=== Given request ===
Take every line from the material that has the word "Ivirizu" in it.

=== Extracted information ===

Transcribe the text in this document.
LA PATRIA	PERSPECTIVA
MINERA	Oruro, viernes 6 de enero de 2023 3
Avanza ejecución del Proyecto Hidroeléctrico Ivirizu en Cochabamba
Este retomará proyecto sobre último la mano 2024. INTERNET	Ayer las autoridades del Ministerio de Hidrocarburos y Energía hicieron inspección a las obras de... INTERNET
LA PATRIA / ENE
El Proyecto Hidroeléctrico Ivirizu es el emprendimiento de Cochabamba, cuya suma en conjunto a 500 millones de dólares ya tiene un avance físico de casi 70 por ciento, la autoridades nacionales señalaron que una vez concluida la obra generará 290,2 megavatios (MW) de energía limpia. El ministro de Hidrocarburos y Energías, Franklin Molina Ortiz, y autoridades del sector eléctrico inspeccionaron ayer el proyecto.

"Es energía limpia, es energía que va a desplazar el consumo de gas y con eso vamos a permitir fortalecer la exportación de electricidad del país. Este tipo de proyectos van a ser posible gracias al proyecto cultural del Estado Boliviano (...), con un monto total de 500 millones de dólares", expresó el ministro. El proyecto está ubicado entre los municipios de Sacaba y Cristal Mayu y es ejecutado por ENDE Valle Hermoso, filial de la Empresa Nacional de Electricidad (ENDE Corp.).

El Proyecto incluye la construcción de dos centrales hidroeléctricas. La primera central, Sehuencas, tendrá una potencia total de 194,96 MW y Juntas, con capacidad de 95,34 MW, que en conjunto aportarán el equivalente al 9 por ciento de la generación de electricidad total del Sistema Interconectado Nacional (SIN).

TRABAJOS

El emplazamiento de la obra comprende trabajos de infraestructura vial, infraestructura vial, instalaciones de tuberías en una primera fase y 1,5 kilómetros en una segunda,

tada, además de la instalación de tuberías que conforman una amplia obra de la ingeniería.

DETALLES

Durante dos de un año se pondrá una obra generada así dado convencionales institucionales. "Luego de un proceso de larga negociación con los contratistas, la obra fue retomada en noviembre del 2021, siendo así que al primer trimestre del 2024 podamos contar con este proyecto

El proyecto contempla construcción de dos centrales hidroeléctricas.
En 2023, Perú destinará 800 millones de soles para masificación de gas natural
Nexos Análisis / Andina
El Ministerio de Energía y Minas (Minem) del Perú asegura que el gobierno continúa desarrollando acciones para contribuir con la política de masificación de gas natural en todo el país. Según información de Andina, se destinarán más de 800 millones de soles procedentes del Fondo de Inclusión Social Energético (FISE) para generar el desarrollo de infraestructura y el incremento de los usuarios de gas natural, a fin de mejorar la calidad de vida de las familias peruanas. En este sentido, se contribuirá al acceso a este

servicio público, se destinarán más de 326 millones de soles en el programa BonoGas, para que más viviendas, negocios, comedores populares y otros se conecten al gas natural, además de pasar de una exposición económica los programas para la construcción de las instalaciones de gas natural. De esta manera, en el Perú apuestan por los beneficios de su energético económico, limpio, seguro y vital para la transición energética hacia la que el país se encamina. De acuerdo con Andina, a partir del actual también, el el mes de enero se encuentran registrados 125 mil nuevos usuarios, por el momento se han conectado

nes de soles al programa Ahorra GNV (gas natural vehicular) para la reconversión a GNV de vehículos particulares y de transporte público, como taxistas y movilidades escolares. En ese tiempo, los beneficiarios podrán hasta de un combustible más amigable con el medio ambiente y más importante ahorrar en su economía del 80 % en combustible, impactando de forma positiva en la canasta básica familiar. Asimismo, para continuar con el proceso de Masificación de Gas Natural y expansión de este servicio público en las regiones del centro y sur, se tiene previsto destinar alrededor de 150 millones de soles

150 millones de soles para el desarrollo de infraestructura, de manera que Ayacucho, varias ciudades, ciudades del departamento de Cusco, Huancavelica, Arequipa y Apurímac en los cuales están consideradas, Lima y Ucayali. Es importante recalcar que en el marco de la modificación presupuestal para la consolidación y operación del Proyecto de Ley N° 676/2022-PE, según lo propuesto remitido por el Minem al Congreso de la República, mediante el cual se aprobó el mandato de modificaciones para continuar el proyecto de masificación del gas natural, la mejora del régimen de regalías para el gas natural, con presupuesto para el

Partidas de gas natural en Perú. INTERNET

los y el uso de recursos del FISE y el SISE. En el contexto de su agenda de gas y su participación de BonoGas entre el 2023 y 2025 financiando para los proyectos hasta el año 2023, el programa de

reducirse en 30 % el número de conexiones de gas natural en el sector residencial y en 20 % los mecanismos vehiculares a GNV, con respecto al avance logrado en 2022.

=== Solution to this exercise ===
Avanza ejecución del Proyecto Hidroeléctrico Ivirizu en Cochabamba
El Proyecto Hidroeléctrico Ivirizu es el emprendimiento de Cochabamba, cuya suma en conjunto a 500 millones de dólares ya tiene un avance físico de casi 70 por ciento, la autoridades nacionales señalaron que una vez concluida la obra generará 290,2 megavatios (MW) de energía limpia. El ministro de Hidrocarburos y Energías, Franklin Molina Ortiz, y autoridades del sector eléctrico inspeccionaron ayer el proyecto.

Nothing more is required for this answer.